| TASK REQUIREMENTS |
Reproduce every record below exactly as written, leaving out any pictures.

----

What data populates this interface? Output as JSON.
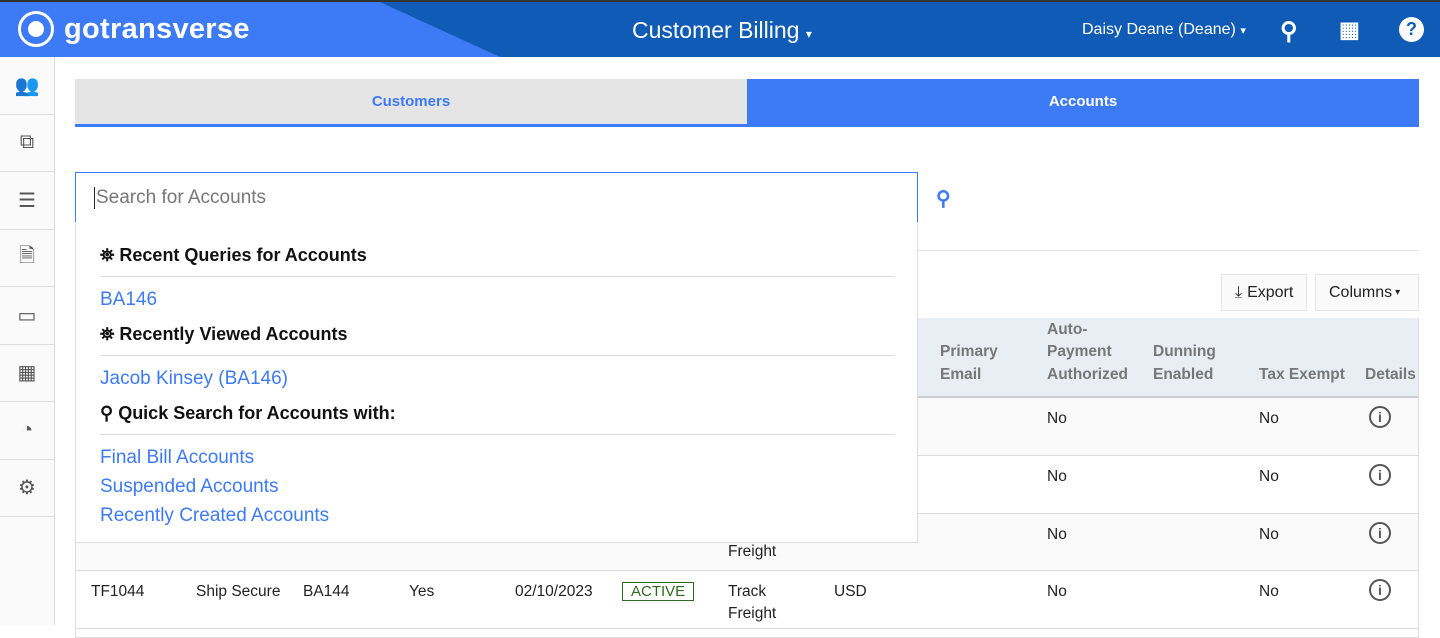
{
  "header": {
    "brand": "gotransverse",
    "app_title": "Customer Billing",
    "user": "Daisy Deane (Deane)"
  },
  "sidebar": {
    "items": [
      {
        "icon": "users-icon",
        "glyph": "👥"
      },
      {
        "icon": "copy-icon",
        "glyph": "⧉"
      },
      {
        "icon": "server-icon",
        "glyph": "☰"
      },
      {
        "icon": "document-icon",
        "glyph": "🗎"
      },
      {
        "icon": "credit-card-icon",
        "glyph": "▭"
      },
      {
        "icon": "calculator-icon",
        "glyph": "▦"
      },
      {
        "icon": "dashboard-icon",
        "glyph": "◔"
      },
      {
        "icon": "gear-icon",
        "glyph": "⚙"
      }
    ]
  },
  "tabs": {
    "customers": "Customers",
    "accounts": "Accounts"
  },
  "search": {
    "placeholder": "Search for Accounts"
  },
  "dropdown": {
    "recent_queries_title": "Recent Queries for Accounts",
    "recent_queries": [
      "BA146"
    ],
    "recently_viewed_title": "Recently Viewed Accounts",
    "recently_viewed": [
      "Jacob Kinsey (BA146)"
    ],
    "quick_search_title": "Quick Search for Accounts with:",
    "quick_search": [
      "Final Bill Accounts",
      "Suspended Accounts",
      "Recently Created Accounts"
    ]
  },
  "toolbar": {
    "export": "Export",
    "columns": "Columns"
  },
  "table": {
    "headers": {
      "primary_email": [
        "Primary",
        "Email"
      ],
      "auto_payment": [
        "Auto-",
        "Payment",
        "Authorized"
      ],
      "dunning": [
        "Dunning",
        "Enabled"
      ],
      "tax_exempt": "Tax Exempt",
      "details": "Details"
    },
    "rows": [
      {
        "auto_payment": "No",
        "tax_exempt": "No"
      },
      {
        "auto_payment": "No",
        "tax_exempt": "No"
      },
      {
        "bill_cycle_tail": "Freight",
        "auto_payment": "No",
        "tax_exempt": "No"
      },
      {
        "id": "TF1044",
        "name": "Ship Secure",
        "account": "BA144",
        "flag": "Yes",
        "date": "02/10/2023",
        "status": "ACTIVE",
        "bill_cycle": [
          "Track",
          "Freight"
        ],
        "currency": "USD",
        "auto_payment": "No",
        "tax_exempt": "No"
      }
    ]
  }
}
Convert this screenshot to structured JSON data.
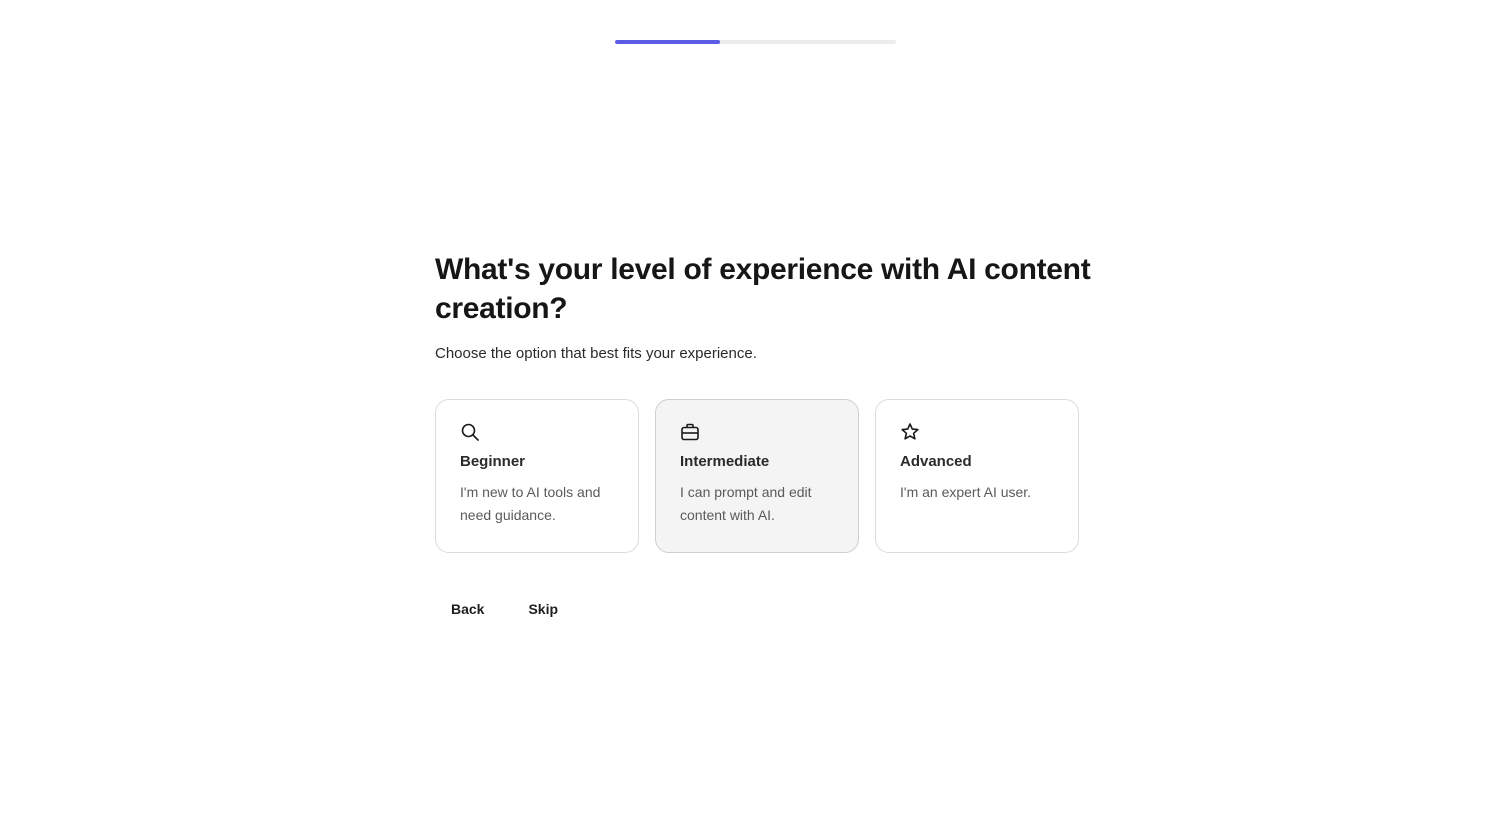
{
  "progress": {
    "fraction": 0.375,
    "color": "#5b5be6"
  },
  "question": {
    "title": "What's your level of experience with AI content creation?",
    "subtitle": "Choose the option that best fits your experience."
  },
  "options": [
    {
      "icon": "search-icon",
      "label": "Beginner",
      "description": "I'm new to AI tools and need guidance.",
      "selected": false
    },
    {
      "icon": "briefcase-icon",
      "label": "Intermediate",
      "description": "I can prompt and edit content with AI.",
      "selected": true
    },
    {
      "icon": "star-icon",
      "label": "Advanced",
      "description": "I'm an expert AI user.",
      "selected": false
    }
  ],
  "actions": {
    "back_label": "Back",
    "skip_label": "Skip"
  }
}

----

| WRITTEN ANSWER |
What data populates this interface? Output as JSON.
{
  "header": {
    "brand": "gotransverse",
    "app_title": "Customer Billing",
    "user": "Daisy Deane (Deane)"
  },
  "sidebar": {
    "items": [
      {
        "icon": "users-icon",
        "glyph": "👥"
      },
      {
        "icon": "copy-icon",
        "glyph": "⧉"
      },
      {
        "icon": "server-icon",
        "glyph": "☰"
      },
      {
        "icon": "document-icon",
        "glyph": "🗎"
      },
      {
        "icon": "credit-card-icon",
        "glyph": "▭"
      },
      {
        "icon": "calculator-icon",
        "glyph": "▦"
      },
      {
        "icon": "dashboard-icon",
        "glyph": "◔"
      },
      {
        "icon": "gear-icon",
        "glyph": "⚙"
      }
    ]
  },
  "tabs": {
    "customers": "Customers",
    "accounts": "Accounts"
  },
  "search": {
    "placeholder": "Search for Accounts"
  },
  "dropdown": {
    "recent_queries_title": "Recent Queries for Accounts",
    "recent_queries": [
      "BA146"
    ],
    "recently_viewed_title": "Recently Viewed Accounts",
    "recently_viewed": [
      "Jacob Kinsey (BA146)"
    ],
    "quick_search_title": "Quick Search for Accounts with:",
    "quick_search": [
      "Final Bill Accounts",
      "Suspended Accounts",
      "Recently Created Accounts"
    ]
  },
  "toolbar": {
    "export": "Export",
    "columns": "Columns"
  },
  "table": {
    "headers": {
      "primary_email": [
        "Primary",
        "Email"
      ],
      "auto_payment": [
        "Auto-",
        "Payment",
        "Authorized"
      ],
      "dunning": [
        "Dunning",
        "Enabled"
      ],
      "tax_exempt": "Tax Exempt",
      "details": "Details"
    },
    "rows": [
      {
        "auto_payment": "No",
        "tax_exempt": "No"
      },
      {
        "auto_payment": "No",
        "tax_exempt": "No"
      },
      {
        "bill_cycle_tail": "Freight",
        "auto_payment": "No",
        "tax_exempt": "No"
      },
      {
        "id": "TF1044",
        "name": "Ship Secure",
        "account": "BA144",
        "flag": "Yes",
        "date": "02/10/2023",
        "status": "ACTIVE",
        "bill_cycle": [
          "Track",
          "Freight"
        ],
        "currency": "USD",
        "auto_payment": "No",
        "tax_exempt": "No"
      }
    ]
  }
}
Convert this screenshot to structured JSON data.
{
  "progress": {
    "fraction": 0.375,
    "color": "#5b5be6"
  },
  "question": {
    "title": "What's your level of experience with AI content creation?",
    "subtitle": "Choose the option that best fits your experience."
  },
  "options": [
    {
      "icon": "search-icon",
      "label": "Beginner",
      "description": "I'm new to AI tools and need guidance.",
      "selected": false
    },
    {
      "icon": "briefcase-icon",
      "label": "Intermediate",
      "description": "I can prompt and edit content with AI.",
      "selected": true
    },
    {
      "icon": "star-icon",
      "label": "Advanced",
      "description": "I'm an expert AI user.",
      "selected": false
    }
  ],
  "actions": {
    "back_label": "Back",
    "skip_label": "Skip"
  }
}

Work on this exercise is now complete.